** START OF Given records **

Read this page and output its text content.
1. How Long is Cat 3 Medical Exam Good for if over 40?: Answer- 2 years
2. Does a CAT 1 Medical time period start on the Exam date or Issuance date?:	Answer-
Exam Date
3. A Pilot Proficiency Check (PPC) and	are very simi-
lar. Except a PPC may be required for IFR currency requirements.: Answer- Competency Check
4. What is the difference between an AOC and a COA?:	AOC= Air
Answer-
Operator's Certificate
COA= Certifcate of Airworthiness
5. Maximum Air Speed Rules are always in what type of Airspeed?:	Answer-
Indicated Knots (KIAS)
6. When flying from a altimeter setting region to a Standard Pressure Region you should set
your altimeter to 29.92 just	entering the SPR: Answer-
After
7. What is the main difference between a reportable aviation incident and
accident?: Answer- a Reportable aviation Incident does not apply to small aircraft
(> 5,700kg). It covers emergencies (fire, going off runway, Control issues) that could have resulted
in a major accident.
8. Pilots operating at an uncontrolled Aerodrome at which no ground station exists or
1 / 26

** END OF Given records **

### [Exercise]
Which lines contain "Answer"? Show each of them.

### [Result for this exercise]
1. How Long is Cat 3 Medical Exam Good for if over 40?: Answer- 2 years
2. Does a CAT 1 Medical time period start on the Exam date or Issuance date?:	Answer-
lar. Except a PPC may be required for IFR currency requirements.: Answer- Competency Check
Answer-
5. Maximum Air Speed Rules are always in what type of Airspeed?:	Answer-
your altimeter to 29.92 just	entering the SPR: Answer-
accident?: Answer- a Reportable aviation Incident does not apply to small aircraft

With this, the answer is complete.